------ DATA SECTION ------
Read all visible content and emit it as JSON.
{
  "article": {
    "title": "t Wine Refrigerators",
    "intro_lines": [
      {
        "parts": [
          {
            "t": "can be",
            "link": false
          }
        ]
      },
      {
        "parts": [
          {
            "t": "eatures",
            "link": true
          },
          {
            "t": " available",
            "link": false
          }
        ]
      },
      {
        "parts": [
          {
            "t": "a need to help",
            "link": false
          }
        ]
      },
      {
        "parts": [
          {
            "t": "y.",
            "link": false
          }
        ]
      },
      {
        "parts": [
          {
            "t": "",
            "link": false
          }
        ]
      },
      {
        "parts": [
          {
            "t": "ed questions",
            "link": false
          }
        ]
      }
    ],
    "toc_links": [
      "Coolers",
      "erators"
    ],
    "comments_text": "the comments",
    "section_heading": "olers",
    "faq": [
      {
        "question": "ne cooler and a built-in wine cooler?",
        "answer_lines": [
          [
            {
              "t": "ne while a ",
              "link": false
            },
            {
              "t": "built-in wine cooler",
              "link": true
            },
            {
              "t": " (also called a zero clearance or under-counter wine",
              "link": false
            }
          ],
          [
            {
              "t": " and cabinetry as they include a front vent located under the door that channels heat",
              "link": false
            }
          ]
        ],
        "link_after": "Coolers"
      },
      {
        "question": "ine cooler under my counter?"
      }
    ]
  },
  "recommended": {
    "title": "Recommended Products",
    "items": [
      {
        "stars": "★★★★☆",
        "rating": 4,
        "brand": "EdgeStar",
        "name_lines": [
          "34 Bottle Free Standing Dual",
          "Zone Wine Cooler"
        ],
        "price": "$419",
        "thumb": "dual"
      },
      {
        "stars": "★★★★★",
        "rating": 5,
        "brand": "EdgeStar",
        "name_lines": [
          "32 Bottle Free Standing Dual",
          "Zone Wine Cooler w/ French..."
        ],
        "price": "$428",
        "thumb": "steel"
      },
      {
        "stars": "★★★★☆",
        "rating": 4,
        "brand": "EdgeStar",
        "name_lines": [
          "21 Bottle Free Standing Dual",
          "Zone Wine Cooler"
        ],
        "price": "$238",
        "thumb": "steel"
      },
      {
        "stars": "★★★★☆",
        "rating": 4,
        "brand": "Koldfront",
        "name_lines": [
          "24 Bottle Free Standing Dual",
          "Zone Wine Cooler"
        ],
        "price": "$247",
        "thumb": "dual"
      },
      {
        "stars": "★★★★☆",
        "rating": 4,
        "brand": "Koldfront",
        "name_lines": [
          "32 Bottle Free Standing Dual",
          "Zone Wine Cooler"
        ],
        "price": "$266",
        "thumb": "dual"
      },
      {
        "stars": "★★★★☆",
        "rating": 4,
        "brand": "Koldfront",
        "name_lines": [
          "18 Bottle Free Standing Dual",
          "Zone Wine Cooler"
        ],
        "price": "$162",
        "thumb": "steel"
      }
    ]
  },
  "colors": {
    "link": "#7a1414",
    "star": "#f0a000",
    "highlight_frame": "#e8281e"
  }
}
------
WHAT YOU WILL DO — Copy the lines from the entries above in which the word "title" appears.

TASK OUTPUT —
    "title": "t Wine Refrigerators",
    "title": "Recommended Products",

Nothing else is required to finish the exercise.